Once the general requirements are fulfilled, you can install and configure the Indexima engine. There are two ways of installing Indexima:
Manually, by unzipping the archive downloaded in step 1: Downloading Indexima
With Ansible. We provide our own Ansible roles and playbook to users. It can be downloaded at: https://bitbucket.org/indexima/ansible-indexima-install.
This page will cover the manual installation and configuration of Indexima.
Let's consider that we are doing an installation on a 2 node cluster, on Linux. We are assuming that you created a /opt/indexima folder and this will be the base directory we will work into. If you are not in this exact configuration, you will need to adapt some commands to fit your environment.
Unzip Indexima archive
You should have downloaded the archive in step one named indexima-installer-galactica-hadoop3-<version>.zip. We consider that you downloaded it in /opt/indexima.
Unzip the archive
cd /opt/indexima unzip indexima-installer-galactica-hadoop3-<version>.zip
Replace the version number with the one corresponding to your installation
This will create a "galactica" directory with everything needed in it.
Create configuration files from templates
Indexima configuration is available in /opt/indexima/galactica/conf. We provide templates for every configuration files required to run Indexima. We will now use those templates to initiate configuration.

■ SUPPLIED INFORMATION
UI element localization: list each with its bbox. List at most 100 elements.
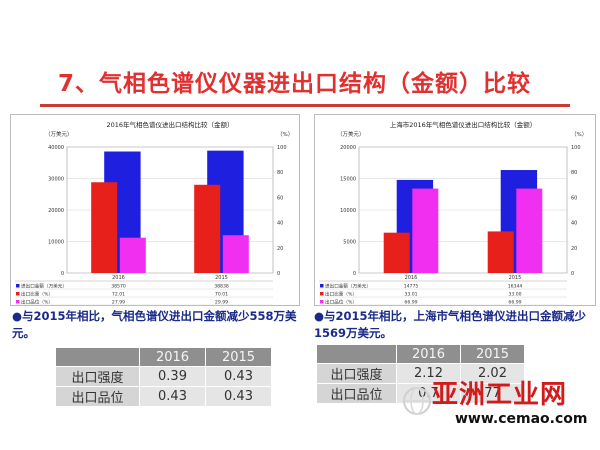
y-tick-right-label: 0 bbox=[277, 271, 280, 277]
legend-label: 进出口金额（万美元） bbox=[325, 282, 371, 289]
table-header-cell: 2015 bbox=[205, 347, 272, 367]
y-tick-right-label: 100 bbox=[571, 145, 581, 151]
bar-export-grade bbox=[516, 188, 543, 273]
data-table-value: 70.01 bbox=[215, 291, 228, 297]
table-row: 出口强度 0.39 0.43 bbox=[55, 366, 272, 387]
y-tick-left-label: 5000 bbox=[343, 240, 356, 246]
legend-label: 出口品位（%） bbox=[325, 298, 357, 305]
legend-swatch bbox=[16, 300, 20, 304]
y-axis-left-label: （万美元） bbox=[45, 130, 73, 138]
legend-swatch bbox=[320, 284, 324, 288]
table-cell: 0.43 bbox=[205, 386, 272, 407]
table-cell: 0.39 bbox=[139, 366, 206, 387]
table-row-label: 出口强度 bbox=[316, 363, 397, 384]
table-header-cell bbox=[316, 344, 397, 364]
chart-title: 上海市2016年气相色谱仪进出口结构比较（金额） bbox=[390, 120, 537, 129]
y-tick-left-label: 0 bbox=[61, 271, 64, 277]
watermark-url: www.cemao.com bbox=[455, 411, 588, 427]
legend-label: 进出口金额（万美元） bbox=[21, 282, 67, 289]
watermark-brand: 亚洲工业网 bbox=[432, 380, 568, 410]
bullet-icon: ● bbox=[314, 309, 325, 323]
y-tick-right-label: 20 bbox=[571, 246, 577, 252]
bar-export-share bbox=[194, 184, 221, 273]
y-tick-right-label: 40 bbox=[277, 221, 283, 227]
y-tick-left-label: 20000 bbox=[340, 145, 356, 151]
y-tick-right-label: 60 bbox=[571, 195, 577, 201]
globe-logo-icon bbox=[403, 387, 431, 415]
y-tick-left-label: 20000 bbox=[48, 208, 64, 214]
y-tick-right-label: 0 bbox=[571, 271, 574, 277]
table-row: 出口强度 2.12 2.02 bbox=[316, 363, 525, 384]
x-tick-label: 2016 bbox=[112, 275, 125, 281]
y-tick-right-label: 20 bbox=[277, 246, 283, 252]
data-table-value: 33.00 bbox=[508, 291, 521, 297]
data-table-value: 33.01 bbox=[404, 291, 417, 297]
left-note: ●与2015年相比，气相色谱仪进出口金额减少558万美元。 bbox=[12, 308, 297, 342]
legend-swatch bbox=[320, 292, 324, 296]
y-tick-left-label: 30000 bbox=[48, 177, 64, 183]
legend-swatch bbox=[16, 284, 20, 288]
table-row: 出口品位 0.43 0.43 bbox=[55, 386, 272, 407]
bar-export-share bbox=[383, 232, 410, 273]
data-table-value: 38570 bbox=[111, 283, 126, 289]
legend-label: 出口比重（%） bbox=[325, 290, 357, 297]
slide-title: 7、气相色谱仪仪器进出口结构（金额）比较 bbox=[58, 71, 532, 97]
table-row-label: 出口强度 bbox=[55, 366, 140, 387]
right-note-text: 与2015年相比，上海市气相色谱仪进出口金额减少1569万美元。 bbox=[314, 309, 587, 340]
data-table-value: 29.99 bbox=[215, 299, 228, 305]
table-cell: 77 bbox=[460, 383, 525, 404]
right-note: ●与2015年相比，上海市气相色谱仪进出口金额减少1569万美元。 bbox=[314, 308, 594, 342]
x-tick-label: 2015 bbox=[509, 275, 522, 281]
bar-export-grade bbox=[119, 237, 146, 273]
legend-label: 出口品位（%） bbox=[21, 298, 53, 305]
data-table-value: 38838 bbox=[214, 283, 229, 289]
y-tick-left-label: 40000 bbox=[48, 145, 64, 151]
left-note-text: 与2015年相比，气相色谱仪进出口金额减少558万美元。 bbox=[12, 309, 297, 340]
data-table-value: 27.99 bbox=[112, 299, 125, 305]
right-chart-panel: 上海市2016年气相色谱仪进出口结构比较（金额） （万美元） （%） 20000 150… bbox=[314, 114, 596, 306]
table-header-cell: 2016 bbox=[139, 347, 206, 367]
legend-label: 出口比重（%） bbox=[21, 290, 53, 297]
y-tick-left-label: 10000 bbox=[48, 240, 64, 246]
legend-swatch bbox=[320, 300, 324, 304]
data-table-value: 16344 bbox=[508, 283, 523, 289]
left-chart-panel: 2016年气相色谱仪进出口结构比较（金额） （万美元） （%） 40000 30000 2… bbox=[10, 114, 300, 306]
y-tick-right-label: 40 bbox=[571, 221, 577, 227]
y-tick-left-label: 15000 bbox=[340, 177, 356, 183]
x-tick-label: 2016 bbox=[405, 275, 418, 281]
y-tick-right-label: 60 bbox=[277, 195, 283, 201]
y-tick-left-label: 10000 bbox=[340, 208, 356, 214]
table-header-cell: 2015 bbox=[460, 344, 525, 364]
title-rule bbox=[40, 104, 570, 107]
x-tick-label: 2015 bbox=[215, 275, 228, 281]
bar-export-grade bbox=[222, 235, 249, 273]
bar-export-share bbox=[91, 182, 118, 273]
table-cell: 2.02 bbox=[460, 363, 525, 384]
table-header-cell: 2016 bbox=[396, 344, 461, 364]
right-comparison-table: 2016 2015 出口强度 2.12 2.02 出口品位 0.7 77 bbox=[316, 344, 525, 404]
bullet-icon: ● bbox=[12, 309, 23, 323]
table-header-row: 2016 2015 bbox=[55, 347, 272, 367]
table-row-label: 出口品位 bbox=[316, 383, 397, 404]
y-axis-right-label: （%） bbox=[571, 131, 587, 138]
right-chart: 上海市2016年气相色谱仪进出口结构比较（金额） （万美元） （%） 20000 150… bbox=[319, 120, 587, 305]
table-row-label: 出口品位 bbox=[55, 386, 140, 407]
table-cell: 0.43 bbox=[139, 386, 206, 407]
y-axis-left-label: （万美元） bbox=[337, 130, 365, 138]
legend-swatch bbox=[16, 292, 20, 296]
data-table-value: 66.99 bbox=[404, 299, 417, 305]
y-tick-right-label: 100 bbox=[277, 145, 287, 151]
data-table-value: 14775 bbox=[404, 283, 419, 289]
bar-export-grade bbox=[412, 188, 439, 273]
bar-export-share bbox=[487, 231, 514, 273]
table-header-cell bbox=[55, 347, 140, 367]
y-tick-left-label: 0 bbox=[353, 271, 356, 277]
data-table-value: 66.99 bbox=[508, 299, 521, 305]
chart-title: 2016年气相色谱仪进出口结构比较（金额） bbox=[106, 120, 233, 129]
data-table-value: 72.01 bbox=[112, 291, 125, 297]
table-cell: 0.43 bbox=[205, 366, 272, 387]
left-chart: 2016年气相色谱仪进出口结构比较（金额） （万美元） （%） 40000 30000 2… bbox=[15, 120, 293, 305]
top-bar bbox=[0, 0, 600, 8]
y-tick-right-label: 80 bbox=[571, 170, 577, 176]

■ WHAT IS REQUIRED
Please reproduce the passage of the Indexima installation page above between "Once the general" and "fit your environment.", inclusive.

■ FINAL RESULT
Once the general requirements are fulfilled, you can install and configure the Indexima engine. There are two ways of installing Indexima:
Manually, by unzipping the archive downloaded in step 1: Downloading Indexima
With Ansible. We provide our own Ansible roles and playbook to users. It can be downloaded at: https://bitbucket.org/indexima/ansible-indexima-install.
This page will cover the manual installation and configuration of Indexima.
Let's consider that we are doing an installation on a 2 node cluster, on Linux. We are assuming that you created a /opt/indexima folder and this will be the base directory we will work into. If you are not in this exact configuration, you will need to adapt some commands to fit your environment.